■ **Task input**:
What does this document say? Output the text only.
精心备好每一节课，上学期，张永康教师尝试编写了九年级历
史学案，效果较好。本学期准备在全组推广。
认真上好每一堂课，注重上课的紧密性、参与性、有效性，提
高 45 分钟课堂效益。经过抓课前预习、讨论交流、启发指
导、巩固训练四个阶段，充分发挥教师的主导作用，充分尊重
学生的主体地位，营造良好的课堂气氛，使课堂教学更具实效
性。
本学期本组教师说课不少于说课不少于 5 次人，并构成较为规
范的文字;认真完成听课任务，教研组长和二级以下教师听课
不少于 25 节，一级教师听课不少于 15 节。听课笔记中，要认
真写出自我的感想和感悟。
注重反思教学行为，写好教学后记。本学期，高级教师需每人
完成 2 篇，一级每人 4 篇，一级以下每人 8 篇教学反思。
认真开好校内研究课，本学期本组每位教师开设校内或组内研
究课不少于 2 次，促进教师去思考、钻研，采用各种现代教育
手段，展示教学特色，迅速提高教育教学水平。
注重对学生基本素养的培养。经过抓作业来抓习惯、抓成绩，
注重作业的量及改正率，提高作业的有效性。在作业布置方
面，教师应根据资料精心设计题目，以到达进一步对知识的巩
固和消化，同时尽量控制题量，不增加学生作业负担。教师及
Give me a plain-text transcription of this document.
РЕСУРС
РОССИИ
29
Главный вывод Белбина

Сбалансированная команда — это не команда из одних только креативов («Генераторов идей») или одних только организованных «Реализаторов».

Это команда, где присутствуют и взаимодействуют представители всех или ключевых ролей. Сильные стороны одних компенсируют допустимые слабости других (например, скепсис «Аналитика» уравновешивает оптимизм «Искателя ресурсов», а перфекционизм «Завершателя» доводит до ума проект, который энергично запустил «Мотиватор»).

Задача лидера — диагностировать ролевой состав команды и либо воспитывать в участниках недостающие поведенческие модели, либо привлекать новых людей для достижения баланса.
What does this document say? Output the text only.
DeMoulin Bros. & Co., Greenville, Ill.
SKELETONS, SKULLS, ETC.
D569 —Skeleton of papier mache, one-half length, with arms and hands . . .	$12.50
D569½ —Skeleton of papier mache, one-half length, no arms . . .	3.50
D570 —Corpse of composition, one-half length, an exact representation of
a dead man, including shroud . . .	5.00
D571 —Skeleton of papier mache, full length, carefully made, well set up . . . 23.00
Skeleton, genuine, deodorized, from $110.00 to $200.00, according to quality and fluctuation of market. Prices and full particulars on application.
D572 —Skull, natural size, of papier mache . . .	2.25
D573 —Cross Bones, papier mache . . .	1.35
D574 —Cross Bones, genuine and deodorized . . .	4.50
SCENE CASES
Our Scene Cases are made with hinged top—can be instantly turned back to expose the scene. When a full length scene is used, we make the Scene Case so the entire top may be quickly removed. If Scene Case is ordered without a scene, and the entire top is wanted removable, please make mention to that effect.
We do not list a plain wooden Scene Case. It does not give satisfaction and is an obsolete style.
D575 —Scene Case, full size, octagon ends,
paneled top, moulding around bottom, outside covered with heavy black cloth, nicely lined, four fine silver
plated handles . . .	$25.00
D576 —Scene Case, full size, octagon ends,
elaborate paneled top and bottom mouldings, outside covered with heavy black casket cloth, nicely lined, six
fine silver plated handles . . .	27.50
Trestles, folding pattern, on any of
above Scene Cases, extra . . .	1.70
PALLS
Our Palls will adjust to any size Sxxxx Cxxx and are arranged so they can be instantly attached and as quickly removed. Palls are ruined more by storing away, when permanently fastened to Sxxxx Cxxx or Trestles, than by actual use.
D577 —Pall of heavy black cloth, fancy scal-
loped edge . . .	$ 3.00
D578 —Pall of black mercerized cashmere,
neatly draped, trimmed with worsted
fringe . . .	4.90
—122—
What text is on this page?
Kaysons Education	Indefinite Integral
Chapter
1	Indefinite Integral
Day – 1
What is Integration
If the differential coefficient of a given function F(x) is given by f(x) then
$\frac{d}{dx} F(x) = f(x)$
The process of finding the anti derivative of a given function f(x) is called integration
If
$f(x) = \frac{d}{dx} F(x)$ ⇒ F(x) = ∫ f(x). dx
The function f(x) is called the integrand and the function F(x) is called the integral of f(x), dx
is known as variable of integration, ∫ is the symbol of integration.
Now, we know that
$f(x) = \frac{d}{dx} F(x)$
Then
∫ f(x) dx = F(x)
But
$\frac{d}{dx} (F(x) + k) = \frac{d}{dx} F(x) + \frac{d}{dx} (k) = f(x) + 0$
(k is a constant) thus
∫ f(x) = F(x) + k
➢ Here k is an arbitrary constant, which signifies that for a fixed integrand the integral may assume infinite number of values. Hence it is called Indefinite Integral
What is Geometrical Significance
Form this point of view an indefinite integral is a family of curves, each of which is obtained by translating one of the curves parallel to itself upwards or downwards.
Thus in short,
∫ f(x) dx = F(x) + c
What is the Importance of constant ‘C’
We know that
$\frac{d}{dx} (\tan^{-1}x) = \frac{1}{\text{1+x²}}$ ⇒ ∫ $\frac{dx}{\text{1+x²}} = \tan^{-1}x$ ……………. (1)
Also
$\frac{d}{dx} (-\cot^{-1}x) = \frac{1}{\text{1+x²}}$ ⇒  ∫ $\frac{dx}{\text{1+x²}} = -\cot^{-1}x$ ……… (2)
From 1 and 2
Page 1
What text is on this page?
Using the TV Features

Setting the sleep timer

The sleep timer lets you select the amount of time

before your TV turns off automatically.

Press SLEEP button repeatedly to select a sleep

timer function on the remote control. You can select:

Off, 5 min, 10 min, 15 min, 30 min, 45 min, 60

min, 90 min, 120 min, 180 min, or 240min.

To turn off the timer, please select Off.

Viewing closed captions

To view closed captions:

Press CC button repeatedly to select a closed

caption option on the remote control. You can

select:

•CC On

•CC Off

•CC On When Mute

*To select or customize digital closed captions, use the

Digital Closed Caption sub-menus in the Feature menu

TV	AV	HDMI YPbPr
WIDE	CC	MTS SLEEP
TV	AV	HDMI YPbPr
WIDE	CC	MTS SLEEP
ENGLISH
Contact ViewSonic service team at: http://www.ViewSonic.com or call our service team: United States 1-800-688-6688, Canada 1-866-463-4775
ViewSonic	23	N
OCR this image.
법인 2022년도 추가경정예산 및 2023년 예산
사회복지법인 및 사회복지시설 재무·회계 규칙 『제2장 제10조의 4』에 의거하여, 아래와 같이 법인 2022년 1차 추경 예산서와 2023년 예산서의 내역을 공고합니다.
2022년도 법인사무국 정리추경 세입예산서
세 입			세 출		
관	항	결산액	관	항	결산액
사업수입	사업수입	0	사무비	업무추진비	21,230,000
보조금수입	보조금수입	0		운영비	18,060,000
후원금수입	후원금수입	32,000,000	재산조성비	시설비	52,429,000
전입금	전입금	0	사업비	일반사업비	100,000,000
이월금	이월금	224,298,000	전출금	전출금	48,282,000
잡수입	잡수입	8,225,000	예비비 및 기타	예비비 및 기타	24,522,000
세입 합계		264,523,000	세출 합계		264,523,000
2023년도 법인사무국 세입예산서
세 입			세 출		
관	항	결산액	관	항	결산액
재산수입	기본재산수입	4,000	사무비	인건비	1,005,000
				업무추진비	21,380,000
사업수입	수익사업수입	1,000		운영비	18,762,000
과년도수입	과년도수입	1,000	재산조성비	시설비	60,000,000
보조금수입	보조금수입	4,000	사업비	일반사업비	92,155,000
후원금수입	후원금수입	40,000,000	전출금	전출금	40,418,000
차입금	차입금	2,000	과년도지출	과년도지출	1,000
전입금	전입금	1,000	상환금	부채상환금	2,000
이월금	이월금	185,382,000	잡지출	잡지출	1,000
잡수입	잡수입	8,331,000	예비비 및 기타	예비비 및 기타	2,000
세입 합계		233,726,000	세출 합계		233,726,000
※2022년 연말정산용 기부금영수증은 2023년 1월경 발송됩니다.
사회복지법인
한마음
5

■ **What the exercise asks**:
Repeat exactly, and only, the lines of the records above, starting with the line that contains "OCR this image." and ending with the final line, both included.

■ **Task output**:
OCR this image.
법인 2022년도 추가경정예산 및 2023년 예산
사회복지법인 및 사회복지시설 재무·회계 규칙 『제2장 제10조의 4』에 의거하여, 아래와 같이 법인 2022년 1차 추경 예산서와 2023년 예산서의 내역을 공고합니다.
2022년도 법인사무국 정리추경 세입예산서
세 입			세 출		
관	항	결산액	관	항	결산액
사업수입	사업수입	0	사무비	업무추진비	21,230,000
보조금수입	보조금수입	0		운영비	18,060,000
후원금수입	후원금수입	32,000,000	재산조성비	시설비	52,429,000
전입금	전입금	0	사업비	일반사업비	100,000,000
이월금	이월금	224,298,000	전출금	전출금	48,282,000
잡수입	잡수입	8,225,000	예비비 및 기타	예비비 및 기타	24,522,000
세입 합계		264,523,000	세출 합계		264,523,000
2023년도 법인사무국 세입예산서
세 입			세 출		
관	항	결산액	관	항	결산액
재산수입	기본재산수입	4,000	사무비	인건비	1,005,000
				업무추진비	21,380,000
사업수입	수익사업수입	1,000		운영비	18,762,000
과년도수입	과년도수입	1,000	재산조성비	시설비	60,000,000
보조금수입	보조금수입	4,000	사업비	일반사업비	92,155,000
후원금수입	후원금수입	40,000,000	전출금	전출금	40,418,000
차입금	차입금	2,000	과년도지출	과년도지출	1,000
전입금	전입금	1,000	상환금	부채상환금	2,000
이월금	이월금	185,382,000	잡지출	잡지출	1,000
잡수입	잡수입	8,331,000	예비비 및 기타	예비비 및 기타	2,000
세입 합계		233,726,000	세출 합계		233,726,000
※2022년 연말정산용 기부금영수증은 2023년 1월경 발송됩니다.
사회복지법인
한마음
5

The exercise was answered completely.